◆ **Written task 1**
Answer these questions from the forum thread:
(a) How old was the battery that was replaced after the car first shut off?
(b) What output did the alternator show when it was checked?
(c) How much baking soda goes into 1 cup (250 ml) of very hot water for the cleaning mixture?

◆ **Source excerpt**

▶

# Super confused



## Limptera13 (Jul 26, 2007)

I’ll keep this short as possible. 

Moms 03/05 murano was driving home. Car shut off. 
Dad went and put new battery in (was 4years old) 
Started and drove home. 
Drove around about a week locally ,battery died at the Wawa down the street. Tried to start and just clicked. 
Car wouldn’t shift into neutral , hit the shifter lock reset button thing. 
Wouldn’t start guy jumped it and it started. 
Drove it a block home. Shut off and wouldn’t start again. Just clicks. 
Charged battery for a day. Got in just clicked again. 
Checked battery read 12.6 ish volts. 
Sat for a week trying to wait for help. Friend came over. Battery read 12.5 Ish. 
He’s lookin , I shift into neutral and it starts right up. Shut off put in park starts up again. Drive around the block park shut off starts right up again. About 1hr later mom drives to store. Comes out. Won’t start in neutral or Park. Guy puts battey jumper pack on it and it starts right up. Drives home. Shut off then Won’t start. 

Battery reads fine. Alternator outputting 14.30 when we checked earlier. Alternator was replaced about a year or two ago. 

Help me make sense of this all. Please


----------



## rogoman (Dec 16, 2004)

The first thing to check are the battery cable connectors for any corrosion/oxidation. Mix 1 tablespoon (15 ml) of baking soda with 1 cup (250 ml) of very hot water. Dip an old toothbrush into the mixture and scrub the top of the battery to remove corrosion buildup. You can even dip the ends of the battery cables in hot water to dissolve any corrosion on the cable ends themselves. Also check the other end of the negative (-) cable for the same condition. Even though you have a new battery installed, it may be marginal if it's some brand-X product; always go with a good rated brand. Get the battery load tested.

◀

◆ **Given data**
▶

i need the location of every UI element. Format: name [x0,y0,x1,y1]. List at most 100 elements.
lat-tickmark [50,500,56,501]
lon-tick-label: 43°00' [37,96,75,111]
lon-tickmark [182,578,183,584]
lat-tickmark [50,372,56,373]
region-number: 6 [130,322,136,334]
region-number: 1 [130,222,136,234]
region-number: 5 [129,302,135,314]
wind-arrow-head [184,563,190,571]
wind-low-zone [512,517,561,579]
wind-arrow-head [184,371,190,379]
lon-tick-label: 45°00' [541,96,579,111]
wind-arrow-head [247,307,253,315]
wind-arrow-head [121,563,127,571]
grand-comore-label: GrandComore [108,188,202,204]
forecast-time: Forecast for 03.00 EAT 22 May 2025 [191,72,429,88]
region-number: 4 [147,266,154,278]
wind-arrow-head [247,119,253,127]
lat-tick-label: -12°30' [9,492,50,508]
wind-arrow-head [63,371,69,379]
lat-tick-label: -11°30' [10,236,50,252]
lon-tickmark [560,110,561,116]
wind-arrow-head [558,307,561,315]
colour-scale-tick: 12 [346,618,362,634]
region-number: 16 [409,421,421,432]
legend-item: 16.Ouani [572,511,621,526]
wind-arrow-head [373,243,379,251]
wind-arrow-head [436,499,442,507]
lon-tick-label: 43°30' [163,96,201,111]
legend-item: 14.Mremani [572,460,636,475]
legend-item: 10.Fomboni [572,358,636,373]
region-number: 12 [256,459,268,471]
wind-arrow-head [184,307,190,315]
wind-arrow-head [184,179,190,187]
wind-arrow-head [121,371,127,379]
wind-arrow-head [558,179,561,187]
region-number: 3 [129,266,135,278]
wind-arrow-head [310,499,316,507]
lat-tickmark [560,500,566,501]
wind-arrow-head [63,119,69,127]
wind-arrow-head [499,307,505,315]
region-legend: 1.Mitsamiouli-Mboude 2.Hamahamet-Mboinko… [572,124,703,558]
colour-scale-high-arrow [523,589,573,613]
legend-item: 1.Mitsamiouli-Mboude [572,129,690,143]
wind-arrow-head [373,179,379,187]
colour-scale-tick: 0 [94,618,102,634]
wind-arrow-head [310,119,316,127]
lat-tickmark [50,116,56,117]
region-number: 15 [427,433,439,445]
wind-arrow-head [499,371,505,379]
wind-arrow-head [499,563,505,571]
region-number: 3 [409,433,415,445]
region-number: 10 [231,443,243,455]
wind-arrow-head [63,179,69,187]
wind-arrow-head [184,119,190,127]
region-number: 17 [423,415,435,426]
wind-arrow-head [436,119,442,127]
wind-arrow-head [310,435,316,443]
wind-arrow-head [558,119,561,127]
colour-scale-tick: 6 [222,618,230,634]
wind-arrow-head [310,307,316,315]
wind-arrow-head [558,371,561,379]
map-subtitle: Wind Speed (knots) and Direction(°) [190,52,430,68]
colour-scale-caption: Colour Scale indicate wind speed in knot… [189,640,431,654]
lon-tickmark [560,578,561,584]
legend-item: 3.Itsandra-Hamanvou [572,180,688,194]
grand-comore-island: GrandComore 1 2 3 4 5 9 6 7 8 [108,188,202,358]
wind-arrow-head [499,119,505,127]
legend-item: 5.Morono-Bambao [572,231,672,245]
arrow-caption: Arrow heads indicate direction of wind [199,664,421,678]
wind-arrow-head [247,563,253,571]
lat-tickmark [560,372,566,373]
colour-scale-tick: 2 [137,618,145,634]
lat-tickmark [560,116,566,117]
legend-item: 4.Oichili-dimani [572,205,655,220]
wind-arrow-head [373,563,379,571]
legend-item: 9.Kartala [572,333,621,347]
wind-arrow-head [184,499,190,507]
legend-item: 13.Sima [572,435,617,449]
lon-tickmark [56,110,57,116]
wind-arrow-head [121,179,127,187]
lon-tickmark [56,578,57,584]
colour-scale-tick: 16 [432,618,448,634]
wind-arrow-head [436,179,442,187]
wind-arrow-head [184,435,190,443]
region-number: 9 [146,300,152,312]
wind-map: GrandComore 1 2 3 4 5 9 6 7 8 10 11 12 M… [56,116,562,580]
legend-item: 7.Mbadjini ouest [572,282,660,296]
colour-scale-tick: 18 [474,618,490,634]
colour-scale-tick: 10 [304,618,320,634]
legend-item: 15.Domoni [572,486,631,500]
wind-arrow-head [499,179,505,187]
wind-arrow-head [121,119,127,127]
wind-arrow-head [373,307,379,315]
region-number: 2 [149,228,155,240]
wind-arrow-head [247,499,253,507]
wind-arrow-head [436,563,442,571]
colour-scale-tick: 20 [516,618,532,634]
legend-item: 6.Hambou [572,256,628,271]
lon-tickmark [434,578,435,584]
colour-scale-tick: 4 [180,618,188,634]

◀

◆ **Written task 2**
Retype the lines of the listing from its first line through the line holding "wind-arrow-head [184,371,190,379]", inclusive.

◆ **Complete output 1**
(a) 4 years old
(b) 14.30
(c) 1 tablespoon (15 ml)

◆ **Complete output 2**
i need the location of every UI element. Format: name [x0,y0,x1,y1]. List at most 100 elements.
lat-tickmark [50,500,56,501]
lon-tick-label: 43°00' [37,96,75,111]
lon-tickmark [182,578,183,584]
lat-tickmark [50,372,56,373]
region-number: 6 [130,322,136,334]
region-number: 1 [130,222,136,234]
region-number: 5 [129,302,135,314]
wind-arrow-head [184,563,190,571]
wind-low-zone [512,517,561,579]
wind-arrow-head [184,371,190,379]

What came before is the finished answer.